RECORDS FOR THIS EXERCISE>

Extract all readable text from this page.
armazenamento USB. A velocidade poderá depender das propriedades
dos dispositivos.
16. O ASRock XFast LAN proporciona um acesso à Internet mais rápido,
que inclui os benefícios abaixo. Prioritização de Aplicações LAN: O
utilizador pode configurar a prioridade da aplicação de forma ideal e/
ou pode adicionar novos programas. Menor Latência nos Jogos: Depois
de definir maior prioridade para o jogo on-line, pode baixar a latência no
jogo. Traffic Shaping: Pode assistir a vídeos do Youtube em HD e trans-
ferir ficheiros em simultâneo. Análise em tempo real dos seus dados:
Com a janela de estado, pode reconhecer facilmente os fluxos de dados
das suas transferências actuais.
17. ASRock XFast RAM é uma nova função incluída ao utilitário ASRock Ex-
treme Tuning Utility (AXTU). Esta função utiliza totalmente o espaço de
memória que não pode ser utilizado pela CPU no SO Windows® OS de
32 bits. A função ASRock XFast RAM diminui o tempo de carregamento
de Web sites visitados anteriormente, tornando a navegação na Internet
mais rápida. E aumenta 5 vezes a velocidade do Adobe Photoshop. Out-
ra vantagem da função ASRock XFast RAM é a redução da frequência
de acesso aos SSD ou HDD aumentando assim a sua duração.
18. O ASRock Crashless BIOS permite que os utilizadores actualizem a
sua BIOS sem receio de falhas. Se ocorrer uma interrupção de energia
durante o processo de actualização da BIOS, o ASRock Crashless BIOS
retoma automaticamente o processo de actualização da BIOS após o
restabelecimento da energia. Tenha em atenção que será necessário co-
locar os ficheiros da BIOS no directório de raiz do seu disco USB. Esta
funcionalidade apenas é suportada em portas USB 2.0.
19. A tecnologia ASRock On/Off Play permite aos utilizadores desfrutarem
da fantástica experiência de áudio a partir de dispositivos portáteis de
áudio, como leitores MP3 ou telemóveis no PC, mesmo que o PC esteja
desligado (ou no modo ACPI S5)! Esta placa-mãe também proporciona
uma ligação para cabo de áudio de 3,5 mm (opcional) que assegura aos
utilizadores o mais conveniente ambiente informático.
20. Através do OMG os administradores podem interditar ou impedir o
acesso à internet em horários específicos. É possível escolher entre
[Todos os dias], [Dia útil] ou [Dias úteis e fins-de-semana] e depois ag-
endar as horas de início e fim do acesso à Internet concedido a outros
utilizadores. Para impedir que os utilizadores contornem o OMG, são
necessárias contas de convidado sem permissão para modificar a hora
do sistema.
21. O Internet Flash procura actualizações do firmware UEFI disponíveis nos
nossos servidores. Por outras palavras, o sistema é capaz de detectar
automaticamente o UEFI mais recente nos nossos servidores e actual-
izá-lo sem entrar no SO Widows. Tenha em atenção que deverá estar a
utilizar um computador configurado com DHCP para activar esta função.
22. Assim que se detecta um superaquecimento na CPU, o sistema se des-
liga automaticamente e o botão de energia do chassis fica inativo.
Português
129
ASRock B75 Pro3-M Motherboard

STATED EXERCISE> Repeat the whole listing exactly, keeping every line intact.

SOLUTION TO THE EXERCISE>
Extract all readable text from this page.
armazenamento USB. A velocidade poderá depender das propriedades
dos dispositivos.
16. O ASRock XFast LAN proporciona um acesso à Internet mais rápido,
que inclui os benefícios abaixo. Prioritização de Aplicações LAN: O
utilizador pode configurar a prioridade da aplicação de forma ideal e/
ou pode adicionar novos programas. Menor Latência nos Jogos: Depois
de definir maior prioridade para o jogo on-line, pode baixar a latência no
jogo. Traffic Shaping: Pode assistir a vídeos do Youtube em HD e trans-
ferir ficheiros em simultâneo. Análise em tempo real dos seus dados:
Com a janela de estado, pode reconhecer facilmente os fluxos de dados
das suas transferências actuais.
17. ASRock XFast RAM é uma nova função incluída ao utilitário ASRock Ex-
treme Tuning Utility (AXTU). Esta função utiliza totalmente o espaço de
memória que não pode ser utilizado pela CPU no SO Windows® OS de
32 bits. A função ASRock XFast RAM diminui o tempo de carregamento
de Web sites visitados anteriormente, tornando a navegação na Internet
mais rápida. E aumenta 5 vezes a velocidade do Adobe Photoshop. Out-
ra vantagem da função ASRock XFast RAM é a redução da frequência
de acesso aos SSD ou HDD aumentando assim a sua duração.
18. O ASRock Crashless BIOS permite que os utilizadores actualizem a
sua BIOS sem receio de falhas. Se ocorrer uma interrupção de energia
durante o processo de actualização da BIOS, o ASRock Crashless BIOS
retoma automaticamente o processo de actualização da BIOS após o
restabelecimento da energia. Tenha em atenção que será necessário co-
locar os ficheiros da BIOS no directório de raiz do seu disco USB. Esta
funcionalidade apenas é suportada em portas USB 2.0.
19. A tecnologia ASRock On/Off Play permite aos utilizadores desfrutarem
da fantástica experiência de áudio a partir de dispositivos portáteis de
áudio, como leitores MP3 ou telemóveis no PC, mesmo que o PC esteja
desligado (ou no modo ACPI S5)! Esta placa-mãe também proporciona
uma ligação para cabo de áudio de 3,5 mm (opcional) que assegura aos
utilizadores o mais conveniente ambiente informático.
20. Através do OMG os administradores podem interditar ou impedir o
acesso à internet em horários específicos. É possível escolher entre
[Todos os dias], [Dia útil] ou [Dias úteis e fins-de-semana] e depois ag-
endar as horas de início e fim do acesso à Internet concedido a outros
utilizadores. Para impedir que os utilizadores contornem o OMG, são
necessárias contas de convidado sem permissão para modificar a hora
do sistema.
21. O Internet Flash procura actualizações do firmware UEFI disponíveis nos
nossos servidores. Por outras palavras, o sistema é capaz de detectar
automaticamente o UEFI mais recente nos nossos servidores e actual-
izá-lo sem entrar no SO Widows. Tenha em atenção que deverá estar a
utilizar um computador configurado com DHCP para activar esta função.
22. Assim que se detecta um superaquecimento na CPU, o sistema se des-
liga automaticamente e o botão de energia do chassis fica inativo.
Português
129
ASRock B75 Pro3-M Motherboard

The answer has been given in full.